- [Material supplied]
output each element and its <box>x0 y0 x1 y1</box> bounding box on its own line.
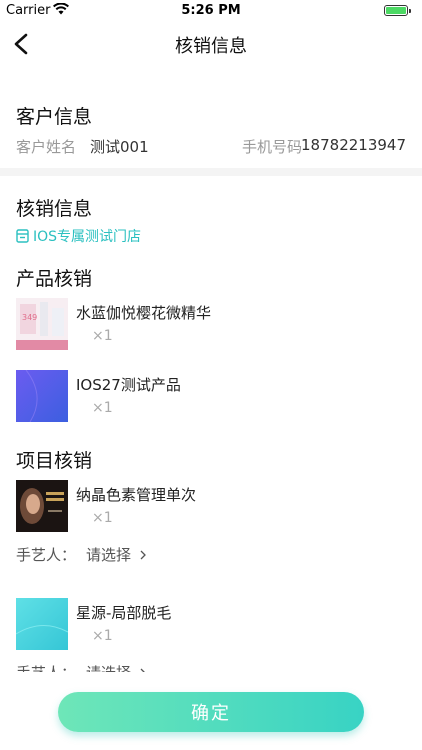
customer-name-label: 客户姓名 <box>16 138 77 156</box>
store-icon <box>16 229 29 243</box>
product-quantity: ×1 <box>92 400 113 416</box>
project-item[interactable]: 星源-局部脱毛 ×1 <box>16 598 406 652</box>
product-quantity: ×1 <box>92 328 113 344</box>
project-thumbnail <box>16 598 68 650</box>
product-item[interactable]: 349 水蓝伽悦樱花微精华 ×1 <box>16 298 406 352</box>
project-name: 纳晶色素管理单次 <box>76 486 197 504</box>
store-row: IOS专属测试门店 <box>16 226 141 246</box>
status-bar: Carrier 5:26 PM <box>0 0 422 22</box>
product-item[interactable]: IOS27测试产品 ×1 <box>16 370 406 424</box>
section-divider <box>0 168 422 176</box>
page-title: 核销信息 <box>175 36 247 57</box>
customer-name-value: 测试001 <box>90 138 149 156</box>
chevron-right-icon <box>140 550 146 560</box>
phone-value: 18782213947 <box>301 136 406 154</box>
products-section-title: 产品核销 <box>16 268 93 290</box>
product-thumbnail: 349 <box>16 298 68 350</box>
store-name: IOS专属测试门店 <box>33 229 142 245</box>
customer-info-row: 客户姓名 测试001 手机号码 18782213947 <box>16 136 406 156</box>
project-thumbnail <box>16 480 68 532</box>
project-quantity: ×1 <box>92 628 113 644</box>
battery-icon <box>384 5 411 16</box>
artisan-label: 手艺人： <box>16 546 77 564</box>
phone-label: 手机号码 <box>242 138 303 156</box>
project-quantity: ×1 <box>92 510 113 526</box>
artisan-select[interactable]: 请选择 <box>86 544 148 565</box>
project-item[interactable]: 纳晶色素管理单次 ×1 <box>16 480 406 534</box>
project-name: 星源-局部脱毛 <box>76 604 172 622</box>
customer-section-title: 客户信息 <box>16 106 93 128</box>
clock-time: 5:26 PM <box>181 3 241 18</box>
navigation-bar: 核销信息 <box>0 22 422 66</box>
writeoff-section-title: 核销信息 <box>16 198 93 220</box>
battery-level-fill <box>386 7 406 14</box>
projects-section-title: 项目核销 <box>16 450 93 472</box>
svg-text:349: 349 <box>22 313 37 322</box>
artisan-row: 手艺人： 请选择 <box>16 544 146 565</box>
product-name: 水蓝伽悦樱花微精华 <box>76 304 212 322</box>
product-name: IOS27测试产品 <box>76 376 181 394</box>
bottom-bar: 确定 <box>0 672 422 750</box>
product-thumbnail <box>16 370 68 422</box>
artisan-select-label: 请选择 <box>86 546 132 564</box>
confirm-button[interactable]: 确定 <box>58 692 364 732</box>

- [What to work on]
Give the lines running from the one containing "customer-name-label: 客户姓名 <box>16" through the one containing "phone-value: 18782213947 <box>301", both included, as a JSON list of strings with one string per line and blank lines left out.

- [In response]
[
  "customer-name-label: 客户姓名 <box>16 138 77 156</box>",
  "store-icon <box>16 229 29 243</box>",
  "product-quantity: ×1 <box>92 400 113 416</box>",
  "project-item[interactable]: 星源-局部脱毛 ×1 <box>16 598 406 652</box>",
  "product-quantity: ×1 <box>92 328 113 344</box>",
  "project-thumbnail <box>16 598 68 650</box>",
  "product-item[interactable]: 349 水蓝伽悦樱花微精华 ×1 <box>16 298 406 352</box>",
  "project-name: 纳晶色素管理单次 <box>76 486 197 504</box>",
  "store-row: IOS专属测试门店 <box>16 226 141 246</box>",
  "status-bar: Carrier 5:26 PM <box>0 0 422 22</box>",
  "product-item[interactable]: IOS27测试产品 ×1 <box>16 370 406 424</box>",
  "section-divider <box>0 168 422 176</box>",
  "page-title: 核销信息 <box>175 36 247 57</box>",
  "customer-name-value: 测试001 <box>90 138 149 156</box>",
  "chevron-right-icon <box>140 550 146 560</box>",
  "phone-value: 18782213947 <box>301 136 406 154</box>"
]